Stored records
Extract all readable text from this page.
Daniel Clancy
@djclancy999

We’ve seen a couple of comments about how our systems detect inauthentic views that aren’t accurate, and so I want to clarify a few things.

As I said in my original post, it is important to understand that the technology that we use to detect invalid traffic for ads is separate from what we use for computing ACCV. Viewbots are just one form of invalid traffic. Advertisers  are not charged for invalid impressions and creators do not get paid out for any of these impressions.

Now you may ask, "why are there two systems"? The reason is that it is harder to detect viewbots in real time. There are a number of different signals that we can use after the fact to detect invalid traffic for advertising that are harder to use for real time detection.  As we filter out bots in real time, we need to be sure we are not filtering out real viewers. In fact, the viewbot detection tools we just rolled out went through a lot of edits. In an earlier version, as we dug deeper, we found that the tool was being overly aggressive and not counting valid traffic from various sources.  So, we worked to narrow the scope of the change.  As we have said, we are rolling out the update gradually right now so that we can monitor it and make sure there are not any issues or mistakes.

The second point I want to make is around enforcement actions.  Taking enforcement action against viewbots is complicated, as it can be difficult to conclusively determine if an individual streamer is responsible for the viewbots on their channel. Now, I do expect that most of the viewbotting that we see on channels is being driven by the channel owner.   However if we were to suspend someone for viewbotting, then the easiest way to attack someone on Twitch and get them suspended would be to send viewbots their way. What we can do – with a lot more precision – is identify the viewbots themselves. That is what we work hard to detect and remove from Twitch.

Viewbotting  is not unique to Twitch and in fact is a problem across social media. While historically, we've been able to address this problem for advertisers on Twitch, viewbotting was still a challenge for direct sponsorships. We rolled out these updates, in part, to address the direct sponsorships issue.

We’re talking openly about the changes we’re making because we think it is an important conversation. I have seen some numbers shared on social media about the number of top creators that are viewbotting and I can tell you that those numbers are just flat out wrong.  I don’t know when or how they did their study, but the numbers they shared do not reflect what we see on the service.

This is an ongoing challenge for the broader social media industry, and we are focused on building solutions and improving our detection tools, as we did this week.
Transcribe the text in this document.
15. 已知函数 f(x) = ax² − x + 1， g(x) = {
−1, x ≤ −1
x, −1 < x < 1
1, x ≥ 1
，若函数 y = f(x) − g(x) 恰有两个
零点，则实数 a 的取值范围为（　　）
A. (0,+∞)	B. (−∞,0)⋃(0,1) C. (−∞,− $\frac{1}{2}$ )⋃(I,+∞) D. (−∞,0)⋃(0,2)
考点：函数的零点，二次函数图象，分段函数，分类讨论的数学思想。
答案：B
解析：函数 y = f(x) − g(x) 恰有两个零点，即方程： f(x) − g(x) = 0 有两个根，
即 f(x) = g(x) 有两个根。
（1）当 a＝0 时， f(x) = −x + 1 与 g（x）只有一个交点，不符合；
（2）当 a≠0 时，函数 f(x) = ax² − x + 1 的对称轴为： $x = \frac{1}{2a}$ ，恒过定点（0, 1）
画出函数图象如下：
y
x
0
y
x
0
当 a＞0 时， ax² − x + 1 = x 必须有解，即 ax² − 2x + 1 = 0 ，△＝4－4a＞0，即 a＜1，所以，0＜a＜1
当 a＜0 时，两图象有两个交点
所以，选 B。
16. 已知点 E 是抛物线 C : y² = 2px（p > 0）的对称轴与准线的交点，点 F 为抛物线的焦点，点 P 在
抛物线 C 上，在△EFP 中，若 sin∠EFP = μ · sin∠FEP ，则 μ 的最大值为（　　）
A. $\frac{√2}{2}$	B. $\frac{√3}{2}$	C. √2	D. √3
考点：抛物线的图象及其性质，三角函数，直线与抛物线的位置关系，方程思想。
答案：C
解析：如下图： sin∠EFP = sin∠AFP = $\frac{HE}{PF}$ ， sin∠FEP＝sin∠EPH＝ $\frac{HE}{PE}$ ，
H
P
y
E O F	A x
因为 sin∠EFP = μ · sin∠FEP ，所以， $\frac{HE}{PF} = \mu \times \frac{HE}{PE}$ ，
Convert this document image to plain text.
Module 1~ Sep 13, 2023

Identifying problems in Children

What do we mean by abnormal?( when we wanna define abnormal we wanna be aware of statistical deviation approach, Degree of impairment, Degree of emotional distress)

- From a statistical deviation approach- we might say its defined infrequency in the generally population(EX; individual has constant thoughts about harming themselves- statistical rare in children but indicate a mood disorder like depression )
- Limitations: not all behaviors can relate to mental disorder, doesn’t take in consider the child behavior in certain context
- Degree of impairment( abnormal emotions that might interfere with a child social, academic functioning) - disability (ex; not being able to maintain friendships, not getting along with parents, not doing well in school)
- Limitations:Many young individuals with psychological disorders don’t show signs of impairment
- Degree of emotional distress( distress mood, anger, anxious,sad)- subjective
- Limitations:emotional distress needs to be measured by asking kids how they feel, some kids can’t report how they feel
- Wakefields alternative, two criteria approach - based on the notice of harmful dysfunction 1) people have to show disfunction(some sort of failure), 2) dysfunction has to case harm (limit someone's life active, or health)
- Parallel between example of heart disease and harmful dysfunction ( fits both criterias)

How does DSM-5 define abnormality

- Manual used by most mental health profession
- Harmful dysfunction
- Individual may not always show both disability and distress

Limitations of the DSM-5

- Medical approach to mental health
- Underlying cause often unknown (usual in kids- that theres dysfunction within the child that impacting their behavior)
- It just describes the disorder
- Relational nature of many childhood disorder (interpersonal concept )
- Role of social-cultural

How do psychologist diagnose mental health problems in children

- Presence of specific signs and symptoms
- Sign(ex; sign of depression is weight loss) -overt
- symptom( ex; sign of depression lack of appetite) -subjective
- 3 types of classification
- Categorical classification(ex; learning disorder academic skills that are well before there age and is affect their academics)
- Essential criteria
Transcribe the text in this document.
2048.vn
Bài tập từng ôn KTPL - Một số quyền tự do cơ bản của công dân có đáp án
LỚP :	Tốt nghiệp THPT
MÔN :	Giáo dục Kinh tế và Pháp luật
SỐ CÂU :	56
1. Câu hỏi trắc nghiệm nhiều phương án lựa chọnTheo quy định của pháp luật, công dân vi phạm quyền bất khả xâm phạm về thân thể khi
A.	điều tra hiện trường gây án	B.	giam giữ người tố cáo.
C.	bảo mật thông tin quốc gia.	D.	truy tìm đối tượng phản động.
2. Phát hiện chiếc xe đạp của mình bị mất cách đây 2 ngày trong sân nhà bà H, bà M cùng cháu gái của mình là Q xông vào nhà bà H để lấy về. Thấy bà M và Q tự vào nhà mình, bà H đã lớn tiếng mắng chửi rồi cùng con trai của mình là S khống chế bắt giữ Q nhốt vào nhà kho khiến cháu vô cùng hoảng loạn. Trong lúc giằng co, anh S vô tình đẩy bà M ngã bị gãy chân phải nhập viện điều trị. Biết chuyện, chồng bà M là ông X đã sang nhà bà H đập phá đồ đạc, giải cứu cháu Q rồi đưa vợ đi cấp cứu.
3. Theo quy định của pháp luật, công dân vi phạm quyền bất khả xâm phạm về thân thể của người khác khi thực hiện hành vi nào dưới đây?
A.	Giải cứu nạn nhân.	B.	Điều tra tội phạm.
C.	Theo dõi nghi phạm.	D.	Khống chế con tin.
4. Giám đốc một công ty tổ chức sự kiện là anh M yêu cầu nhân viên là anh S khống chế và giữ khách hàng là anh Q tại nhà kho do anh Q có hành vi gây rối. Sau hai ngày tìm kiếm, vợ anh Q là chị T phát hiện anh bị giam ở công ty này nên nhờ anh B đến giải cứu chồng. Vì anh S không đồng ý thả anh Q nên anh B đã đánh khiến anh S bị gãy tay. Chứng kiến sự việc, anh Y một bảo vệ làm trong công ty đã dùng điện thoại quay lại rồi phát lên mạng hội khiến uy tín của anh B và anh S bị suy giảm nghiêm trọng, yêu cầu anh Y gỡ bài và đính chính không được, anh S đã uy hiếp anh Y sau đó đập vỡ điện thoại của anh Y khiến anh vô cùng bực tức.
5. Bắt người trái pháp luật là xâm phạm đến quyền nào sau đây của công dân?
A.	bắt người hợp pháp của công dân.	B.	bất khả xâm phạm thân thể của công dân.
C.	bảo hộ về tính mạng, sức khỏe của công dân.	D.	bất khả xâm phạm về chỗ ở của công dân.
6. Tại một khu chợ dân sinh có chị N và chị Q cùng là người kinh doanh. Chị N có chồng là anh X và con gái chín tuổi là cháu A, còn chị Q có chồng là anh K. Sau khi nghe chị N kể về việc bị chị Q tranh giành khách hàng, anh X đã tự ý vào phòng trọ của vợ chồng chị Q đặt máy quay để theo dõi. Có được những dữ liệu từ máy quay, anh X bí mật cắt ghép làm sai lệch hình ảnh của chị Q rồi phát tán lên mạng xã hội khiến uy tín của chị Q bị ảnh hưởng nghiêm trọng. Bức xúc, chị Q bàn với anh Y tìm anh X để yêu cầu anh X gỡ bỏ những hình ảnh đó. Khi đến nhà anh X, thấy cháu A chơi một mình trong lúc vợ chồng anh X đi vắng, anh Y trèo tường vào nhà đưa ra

◆ SET TASK
Going through the entries above, tally each line that has the word "impairment". Answer with the number only.

◆ CORRECT RESULT
3